Prompt >>
Go through the material and pull out every line with the string "name" in it.

Data supplied >>
----------------------------------------

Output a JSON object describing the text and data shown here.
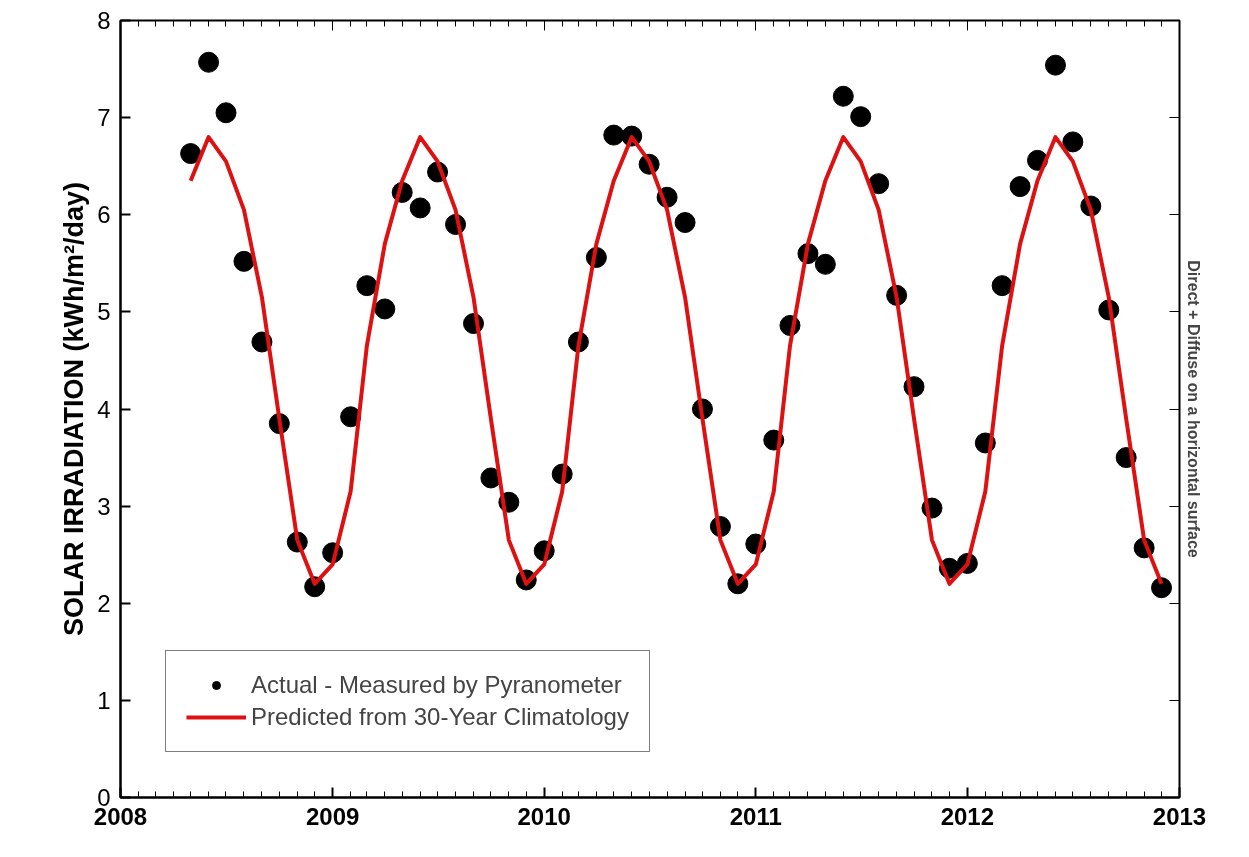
{
  "chart_data": {
    "type": "scatter",
    "ylabel": "SOLAR IRRADIATION (kWh/m²/day)",
    "y2label": "Direct + Diffuse on a horizontal surface",
    "x": [
      "2008-05",
      "2008-06",
      "2008-07",
      "2008-08",
      "2008-09",
      "2008-10",
      "2008-11",
      "2008-12",
      "2009-01",
      "2009-02",
      "2009-03",
      "2009-04",
      "2009-05",
      "2009-06",
      "2009-07",
      "2009-08",
      "2009-09",
      "2009-10",
      "2009-11",
      "2009-12",
      "2010-01",
      "2010-02",
      "2010-03",
      "2010-04",
      "2010-05",
      "2010-06",
      "2010-07",
      "2010-08",
      "2010-09",
      "2010-10",
      "2010-11",
      "2010-12",
      "2011-01",
      "2011-02",
      "2011-03",
      "2011-04",
      "2011-05",
      "2011-06",
      "2011-07",
      "2011-08",
      "2011-09",
      "2011-10",
      "2011-11",
      "2011-12",
      "2012-01",
      "2012-02",
      "2012-03",
      "2012-04",
      "2012-05",
      "2012-06",
      "2012-07",
      "2012-08",
      "2012-09",
      "2012-10",
      "2012-11",
      "2012-12"
    ],
    "series": [
      {
        "name": "Actual - Measured by Pyranometer",
        "color": "#000000",
        "marker": "circle",
        "values": [
          6.63,
          7.57,
          7.05,
          5.52,
          4.69,
          3.85,
          2.63,
          2.17,
          2.52,
          3.92,
          5.27,
          5.03,
          6.23,
          6.07,
          6.44,
          5.9,
          4.88,
          3.29,
          3.04,
          2.24,
          2.54,
          3.33,
          4.69,
          5.56,
          6.82,
          6.81,
          6.52,
          6.18,
          5.92,
          4.0,
          2.79,
          2.2,
          2.61,
          3.68,
          4.86,
          5.6,
          5.49,
          7.22,
          7.01,
          6.32,
          5.17,
          4.23,
          2.98,
          2.36,
          2.41,
          3.65,
          5.27,
          6.29,
          6.56,
          7.54,
          6.75,
          6.09,
          5.02,
          3.5,
          2.57,
          2.16
        ]
      },
      {
        "name": "Predicted from 30-Year Climatology",
        "type": "line",
        "color": "#dd1111",
        "marker": "none",
        "line_style": "solid",
        "values": [
          6.35,
          6.8,
          6.55,
          6.05,
          5.15,
          3.9,
          2.65,
          2.2,
          2.4,
          3.15,
          4.65,
          5.7,
          6.35,
          6.8,
          6.55,
          6.05,
          5.15,
          3.9,
          2.65,
          2.2,
          2.4,
          3.15,
          4.65,
          5.7,
          6.35,
          6.8,
          6.55,
          6.05,
          5.15,
          3.9,
          2.65,
          2.2,
          2.4,
          3.15,
          4.65,
          5.7,
          6.35,
          6.8,
          6.55,
          6.05,
          5.15,
          3.9,
          2.65,
          2.2,
          2.4,
          3.15,
          4.65,
          5.7,
          6.35,
          6.8,
          6.55,
          6.05,
          5.15,
          3.9,
          2.65,
          2.2
        ]
      }
    ],
    "xlim": [
      "2008",
      "2013"
    ],
    "xticks": [
      "2008",
      "2009",
      "2010",
      "2011",
      "2012",
      "2013"
    ],
    "ylim": [
      0,
      8
    ],
    "yticks": [
      0,
      1,
      2,
      3,
      4,
      5,
      6,
      7,
      8
    ],
    "grid": false,
    "legend": "bottom left"
  }
}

----------------------------------------

Correct output >>
        "name": "Actual - Measured by Pyranometer",
        "name": "Predicted from 30-Year Climatology",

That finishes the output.